Namun tampaknya Arab Saudi terlihat mengalami kemunduran dan mulai kehilangan taringnya dalam menanamkan pengaruhnya dari lawan politiknya Iran. Sementara kebangkitan pengaruh dominasi Iran terhadap Timur Tengah mulai menampakkan taring dan menancapkan kukunya, kemenangan antek-antek Iran di Timur tengah seperti Bashar al-Assad yang masih bertahan di Suriah, kemenangan milisi Syiah Houthi atas Yaman dan pasukan Hizbullah di Lebanon serta kemenangan Hamas dalam Pemilu parlemen Palestina menjadi bukti semakin kuatnya pengaruh dominasi kekuasaan politik (hegemoni) Iran di kawasan. 

Satu persatu negara-negara Timur Tengah masuk kedalam ‘kantong’ Iran. Sementara Saudi semakin terpukul dan kewalahan menghadapi derasnya pengaruh Iran. Memang Arab Saudi merupakan sekutu terdekat Amerika Serikat, tentu ini seharusnya akan menjadi kerjasama yang empuk untuk menagkal pengaruh Iran dikawasan. Meskipun kita sama-sama tahu bahwa Amerika pun punya kepentingan tersendiri di Timur Tengah, setidaknya terhadap dua hal, yaitu untuk mempertahankan eksistensi negara Israel yang berada ditengah-tengah negara Islam dan eksistensi negara yahudi itu kemudian dijadikan ‘cover up’ untuk mendapatkan lahan-lahan cadangan Minyak.

Tentu Arab Saudi merupakan negara yang dianggap pas untuk diajak bekerja sama, karena negara ini dikenal sebagai penghasil cadangan minyak terbesar di dunia pastilah membuat Amerika semakin tergiur dan meneteskan air liur dari mulutnya. Karena bagi Amerika minyak merupakan sumber kehidupan dan penggerak roda perekonomian Amerika dalam mencapai tujuannya, yaitu memperkuat pijakan kaki sebagai Adikuasa di muka bumi. Dan sikap Iran atas Amerika yang selalu mengkampanyekan ujaran kebencian (Hate Speech) terhadap Amerika dalam setiap retorikanya membuat hubungan Saudi dan Amerika semakin kompak untuk ‘menghabisi’ Iran sebagai common enemy (musuh bersama).

◆ **DAFTAR YANG DISEDIAKAN**:
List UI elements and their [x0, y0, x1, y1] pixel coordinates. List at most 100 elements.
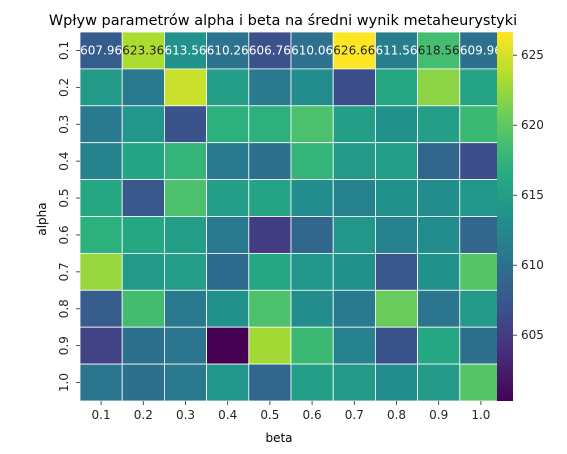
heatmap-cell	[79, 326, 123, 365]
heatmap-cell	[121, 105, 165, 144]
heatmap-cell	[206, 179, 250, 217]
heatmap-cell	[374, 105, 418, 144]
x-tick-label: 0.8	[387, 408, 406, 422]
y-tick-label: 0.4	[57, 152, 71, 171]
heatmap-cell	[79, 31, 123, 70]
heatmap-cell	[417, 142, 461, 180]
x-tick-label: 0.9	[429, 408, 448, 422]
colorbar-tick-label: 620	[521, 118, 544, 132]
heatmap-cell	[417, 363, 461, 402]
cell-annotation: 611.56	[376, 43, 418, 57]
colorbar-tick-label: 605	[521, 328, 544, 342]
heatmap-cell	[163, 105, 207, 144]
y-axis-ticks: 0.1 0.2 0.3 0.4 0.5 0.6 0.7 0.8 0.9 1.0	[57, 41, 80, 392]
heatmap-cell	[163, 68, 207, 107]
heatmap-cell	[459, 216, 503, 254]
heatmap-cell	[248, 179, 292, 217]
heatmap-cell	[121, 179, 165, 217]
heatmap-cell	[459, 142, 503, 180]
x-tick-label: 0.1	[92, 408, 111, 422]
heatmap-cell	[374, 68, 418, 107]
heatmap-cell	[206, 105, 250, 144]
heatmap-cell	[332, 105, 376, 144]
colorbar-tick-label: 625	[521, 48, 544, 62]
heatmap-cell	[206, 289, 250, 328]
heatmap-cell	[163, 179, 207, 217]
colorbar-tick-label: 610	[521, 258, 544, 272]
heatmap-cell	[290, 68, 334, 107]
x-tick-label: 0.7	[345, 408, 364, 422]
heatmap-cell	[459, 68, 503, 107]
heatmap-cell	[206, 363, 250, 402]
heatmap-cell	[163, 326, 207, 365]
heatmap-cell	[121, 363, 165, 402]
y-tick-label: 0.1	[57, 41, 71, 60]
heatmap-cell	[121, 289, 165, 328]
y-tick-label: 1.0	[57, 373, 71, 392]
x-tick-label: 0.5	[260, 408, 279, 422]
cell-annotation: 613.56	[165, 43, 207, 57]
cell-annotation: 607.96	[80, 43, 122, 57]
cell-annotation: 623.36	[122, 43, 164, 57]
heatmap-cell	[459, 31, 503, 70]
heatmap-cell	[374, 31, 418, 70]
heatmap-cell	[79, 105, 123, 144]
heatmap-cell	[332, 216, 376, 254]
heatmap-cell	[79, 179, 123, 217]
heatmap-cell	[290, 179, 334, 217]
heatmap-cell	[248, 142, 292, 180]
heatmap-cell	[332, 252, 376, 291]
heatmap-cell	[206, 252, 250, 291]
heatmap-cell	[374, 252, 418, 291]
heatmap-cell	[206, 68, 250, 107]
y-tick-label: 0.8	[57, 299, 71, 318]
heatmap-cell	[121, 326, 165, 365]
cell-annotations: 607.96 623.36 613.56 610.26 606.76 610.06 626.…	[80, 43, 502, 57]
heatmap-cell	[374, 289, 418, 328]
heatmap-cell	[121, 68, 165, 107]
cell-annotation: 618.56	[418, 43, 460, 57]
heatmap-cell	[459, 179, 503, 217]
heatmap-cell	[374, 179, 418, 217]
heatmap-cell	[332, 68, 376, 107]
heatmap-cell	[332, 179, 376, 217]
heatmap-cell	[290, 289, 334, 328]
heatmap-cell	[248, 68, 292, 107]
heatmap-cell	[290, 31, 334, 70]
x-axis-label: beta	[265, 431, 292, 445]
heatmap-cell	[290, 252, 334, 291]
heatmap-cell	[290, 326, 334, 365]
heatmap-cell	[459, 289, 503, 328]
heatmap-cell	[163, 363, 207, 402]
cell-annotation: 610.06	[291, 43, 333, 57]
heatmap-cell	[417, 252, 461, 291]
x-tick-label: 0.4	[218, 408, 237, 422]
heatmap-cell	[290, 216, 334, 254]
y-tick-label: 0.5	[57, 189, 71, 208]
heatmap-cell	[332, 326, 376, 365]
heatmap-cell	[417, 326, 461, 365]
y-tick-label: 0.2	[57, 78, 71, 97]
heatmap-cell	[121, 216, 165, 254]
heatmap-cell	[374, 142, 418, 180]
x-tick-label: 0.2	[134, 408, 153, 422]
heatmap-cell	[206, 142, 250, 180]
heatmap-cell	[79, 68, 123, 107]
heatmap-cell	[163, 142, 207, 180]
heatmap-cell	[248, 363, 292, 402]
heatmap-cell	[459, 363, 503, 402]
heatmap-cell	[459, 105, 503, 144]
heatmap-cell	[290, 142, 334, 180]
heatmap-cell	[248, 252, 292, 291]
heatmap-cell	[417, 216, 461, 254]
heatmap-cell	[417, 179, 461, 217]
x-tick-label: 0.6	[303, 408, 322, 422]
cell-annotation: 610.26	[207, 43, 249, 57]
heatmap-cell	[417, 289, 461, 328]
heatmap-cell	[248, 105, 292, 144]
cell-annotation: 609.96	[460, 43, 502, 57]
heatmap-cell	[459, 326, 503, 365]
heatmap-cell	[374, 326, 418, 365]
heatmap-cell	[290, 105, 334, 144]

◆ **TUGAS LATIHAN**:
1) Kutiplah bagian kutipan halaman tentang Arab Saudi dan Iran di antara "Namun tampaknya Arab" dan "Iran di kawasan.", termasuk kedua ujungnya.
2) Dalam daftar, tuliskan kembali baris-baris di antara baris yang memuat "326, 123, 365]" dan baris yang memuat "142, 461, 180]", termasuk keduanya, dengan mengganti "heatmap-cell" menjadi "heatmap-box", sedangkan bagian lainnya tetap tanpa perubahan.
Kutipan halaman dan daftar tidak saling berkaitan.

◆ **JAWABAN LATIHAN**:
1)
Namun tampaknya Arab Saudi terlihat mengalami kemunduran dan mulai kehilangan taringnya dalam menanamkan pengaruhnya dari lawan politiknya Iran. Sementara kebangkitan pengaruh dominasi Iran terhadap Timur Tengah mulai menampakkan taring dan menancapkan kukunya, kemenangan antek-antek Iran di Timur tengah seperti Bashar al-Assad yang masih bertahan di Suriah, kemenangan milisi Syiah Houthi atas Yaman dan pasukan Hizbullah di Lebanon serta kemenangan Hamas dalam Pemilu parlemen Palestina menjadi bukti semakin kuatnya pengaruh dominasi kekuasaan politik (hegemoni) Iran di kawasan.

2)
heatmap-box	[79, 326, 123, 365]
heatmap-box	[121, 105, 165, 144]
heatmap-box	[206, 179, 250, 217]
heatmap-box	[374, 105, 418, 144]
x-tick-label: 0.8	[387, 408, 406, 422]
y-tick-label: 0.4	[57, 152, 71, 171]
heatmap-box	[79, 31, 123, 70]
heatmap-box	[417, 142, 461, 180]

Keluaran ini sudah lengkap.